List all lines of the data that include the string "墓志现存昭陵博物馆".

==================================================

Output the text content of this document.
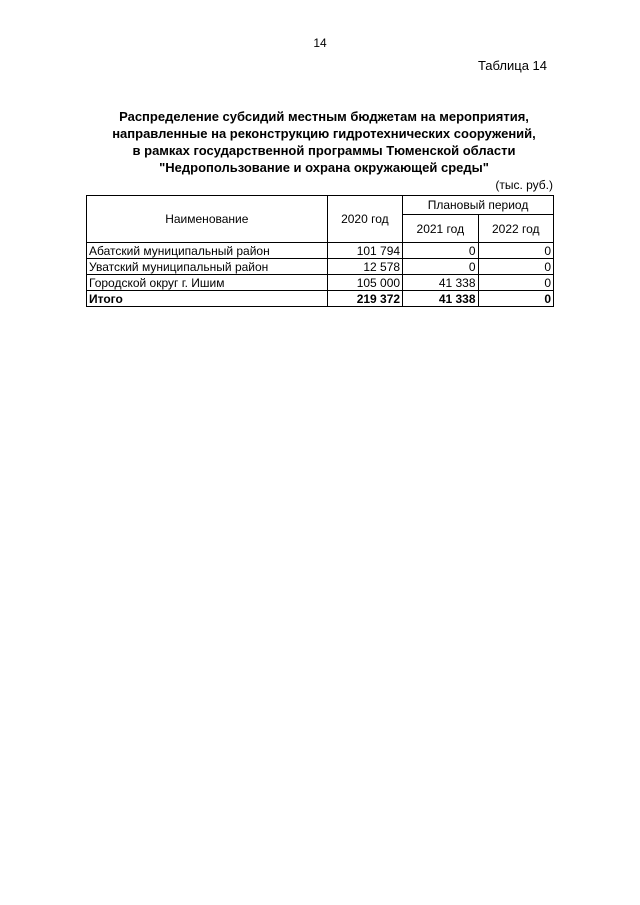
14
Таблица 14
Распределение субсидий местным бюджетам на мероприятия,
направленные на реконструкцию гидротехнических сооружений,
в рамках государственной программы Тюменской области
"Недропользование и охрана окружающей среды"
(тыс. руб.)
Наименование	2020 год	Плановый период	
		2021 год	2022 год
Абатский муниципальный район	101 794	0	0
Уватский муниципальный район	12 578	0	0
Городской округ г. Ишим	105 000	41 338	0
Итого	219 372	41 338	0
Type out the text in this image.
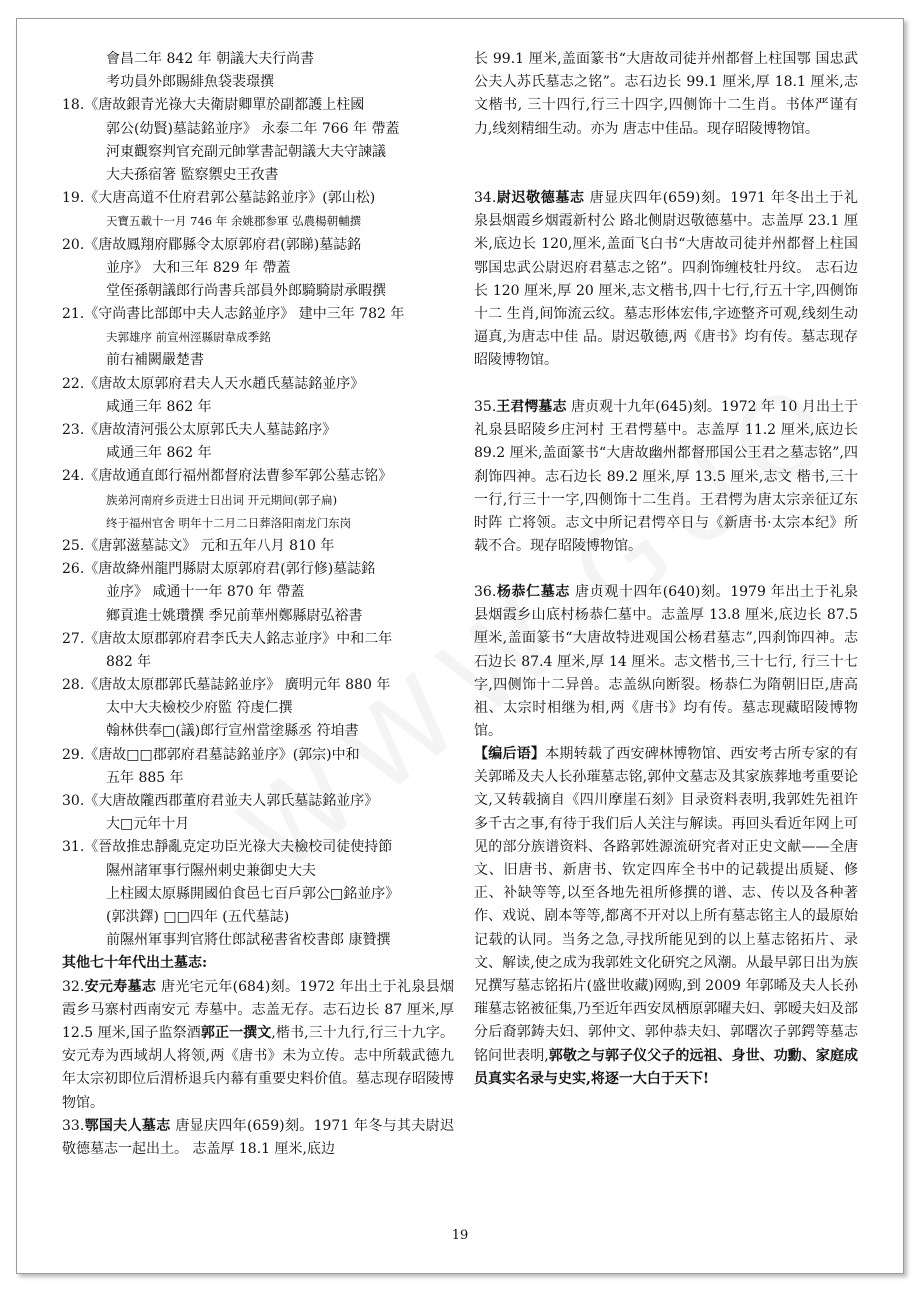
會昌二年 842 年 朝議大夫行尚書
考功員外郎賜緋魚袋裴璟撰
18.《唐故銀青光祿大夫衛尉卿單於副都護上柱國
郭公(幼賢)墓誌銘並序》 永泰二年 766 年 帶蓋
河東觀察判官充副元帥掌書記朝議大夫守諫議
大夫孫宿箸 監察禦史王孜書
19.《大唐高道不仕府君郭公墓誌銘並序》(郭山松)
天寶五載十一月 746 年 余姚郡参軍 弘農楊朝輔撰
20.《唐故鳳翔府郿縣令太原郭府君(郭睇)墓誌銘
並序》 大和三年 829 年 帶蓋
堂侄孫朝議郎行尚書兵部員外郎騎騎尉承暇撰
21.《守尚書比部郎中夫人志銘並序》 建中三年 782 年
夫郭雄序 前宣州涇縣尉韋成季銘
前右補闕嚴楚書
22.《唐故太原郭府君夫人天水趙氏墓誌銘並序》
咸通三年 862 年
23.《唐故清河張公太原郭氏夫人墓誌銘序》
咸通三年 862 年
24.《唐故通直郎行福州都督府法曹参军郭公墓志铭》
族弟河南府乡贡进士日出词 开元期间(郭子扁)
终于福州官舍 明年十二月二日葬洛阳南龙门东岗
25.《唐郭滋墓誌文》 元和五年八月 810 年
26.《唐故絳州龍門縣尉太原郭府君(郭行修)墓誌銘
並序》 咸通十一年 870 年 帶蓋
鄉貢進士姚瓚撰 季兄前華州鄭縣尉弘裕書
27.《唐故太原郡郭府君李氏夫人銘志並序》中和二年
882 年
28.《唐故太原郡郭氏墓誌銘並序》 廣明元年 880 年
太中大夫檢校少府監 符虔仁撰
翰林供奉□(議)郎行宣州當塗縣丞 符垍書
29.《唐故□□郡郭府君墓誌銘並序》(郭宗)中和
五年 885 年
30.《大唐故隴西郡董府君並夫人郭氏墓誌銘並序》
大□元年十月
31.《晉故推忠靜亂克定功臣光祿大夫檢校司徒使持節
隰州諸軍事行隰州刺史兼御史大夫
上柱國太原縣開國伯食邑七百戶郭公□銘並序》
(郭洪鐸) □□四年 (五代墓誌)
前隰州軍事判官將仕郎試秘書省校書郎 康贊撰
其他七十年代出土墓志:
32.安元寿墓志 唐光宅元年(684)刻。1972 年出土于礼泉县烟霞乡马寨村西南安元 寿墓中。志盖无存。志石边长 87 厘米,厚 12.5 厘米,国子监祭酒郭正一撰文,楷书,三十九行,行三十九字。安元寿为西域胡人将领,两《唐书》未为立传。志中所载武德九年太宗初即位后渭桥退兵内幕有重要史料价值。墓志现存昭陵博物馆。
33.鄂国夫人墓志 唐显庆四年(659)刻。1971 年冬与其夫尉迟敬德墓志一起出土。 志盖厚 18.1 厘米,底边
长 99.1 厘米,盖面篆书“大唐故司徒并州都督上柱国鄂 国忠武公夫人苏氏墓志之铭”。志石边长 99.1 厘米,厚 18.1 厘米,志文楷书, 三十四行,行三十四字,四侧饰十二生肖。书体严谨有力,线刻精细生动。亦为 唐志中佳品。现存昭陵博物馆。
34.尉迟敬德墓志 唐显庆四年(659)刻。1971 年冬出土于礼泉县烟霞乡烟霞新村公 路北侧尉迟敬德墓中。志盖厚 23.1 厘米,底边长 120,厘米,盖面飞白书“大唐故司徒并州都督上柱国鄂国忠武公尉迟府君墓志之铭”。四刹饰缠枝牡丹纹。 志石边长 120 厘米,厚 20 厘米,志文楷书,四十七行,行五十字,四侧饰十二 生肖,间饰流云纹。墓志形体宏伟,字迹整齐可观,线刻生动逼真,为唐志中佳 品。尉迟敬德,两《唐书》均有传。墓志现存昭陵博物馆。
35.王君愕墓志 唐贞观十九年(645)刻。1972 年 10 月出土于礼泉县昭陵乡庄河村 王君愕墓中。志盖厚 11.2 厘米,底边长 89.2 厘米,盖面篆书“大唐故幽州都督邢国公王君之墓志铭”,四刹饰四神。志石边长 89.2 厘米,厚 13.5 厘米,志文 楷书,三十一行,行三十一字,四侧饰十二生肖。王君愕为唐太宗亲征辽东时阵 亡将领。志文中所记君愕卒日与《新唐书·太宗本纪》所载不合。现存昭陵博物馆。
36.杨恭仁墓志 唐贞观十四年(640)刻。1979 年出土于礼泉县烟霞乡山底村杨恭仁墓中。志盖厚 13.8 厘米,底边长 87.5 厘米,盖面篆书“大唐故特进观国公杨君墓志”,四刹饰四神。志石边长 87.4 厘米,厚 14 厘米。志文楷书,三十七行, 行三十七字,四侧饰十二异兽。志盖纵向断裂。杨恭仁为隋朝旧臣,唐高祖、太宗时相继为相,两《唐书》均有传。墓志现藏昭陵博物馆。
【编后语】本期转载了西安碑林博物馆、西安考古所专家的有关郭晞及夫人长孙璀墓志铭,郭仲文墓志及其家族葬地考重要论文,又转载摘自《四川摩崖石刻》目录资料表明,我郭姓先祖许多千古之事,有待于我们后人关注与解读。再回头看近年网上可见的部分族谱资料、各路郭姓源流研究者对正史文献——全唐文、旧唐书、新唐书、钦定四库全书中的记载提出质疑、修正、补缺等等,以至各地先祖所修撰的谱、志、传以及各种著作、戏说、剧本等等,都离不开对以上所有墓志铭主人的最原始记载的认同。当务之急,寻找所能见到的以上墓志铭拓片、录文、解读,使之成为我郭姓文化研究之风潮。从最早郭日出为族兄撰写墓志铭拓片(盛世收藏)网购,到 2009 年郭晞及夫人长孙璀墓志铭被征集,乃至近年西安凤栖原郭曜夫妇、郭暧夫妇及部分后裔郭鋳夫妇、郭仲文、郭仲恭夫妇、郭曙次子郭鍔等墓志铭问世表明,郭敬之与郭子仪父子的远祖、身世、功勳、家庭成员真实名录与史实,将逐一大白于天下!
19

==================================================

» Task solution
32.安元寿墓志 唐光宅元年(684)刻。1972 年出土于礼泉县烟霞乡马寨村西南安元 寿墓中。志盖无存。志石边长 87 厘米,厚 12.5 厘米,国子监祭酒郭正一撰文,楷书,三十九行,行三十九字。安元寿为西域胡人将领,两《唐书》未为立传。志中所载武德九年太宗初即位后渭桥退兵内幕有重要史料价值。墓志现存昭陵博物馆。
34.尉迟敬德墓志 唐显庆四年(659)刻。1971 年冬出土于礼泉县烟霞乡烟霞新村公 路北侧尉迟敬德墓中。志盖厚 23.1 厘米,底边长 120,厘米,盖面飞白书“大唐故司徒并州都督上柱国鄂国忠武公尉迟府君墓志之铭”。四刹饰缠枝牡丹纹。 志石边长 120 厘米,厚 20 厘米,志文楷书,四十七行,行五十字,四侧饰十二 生肖,间饰流云纹。墓志形体宏伟,字迹整齐可观,线刻生动逼真,为唐志中佳 品。尉迟敬德,两《唐书》均有传。墓志现存昭陵博物馆。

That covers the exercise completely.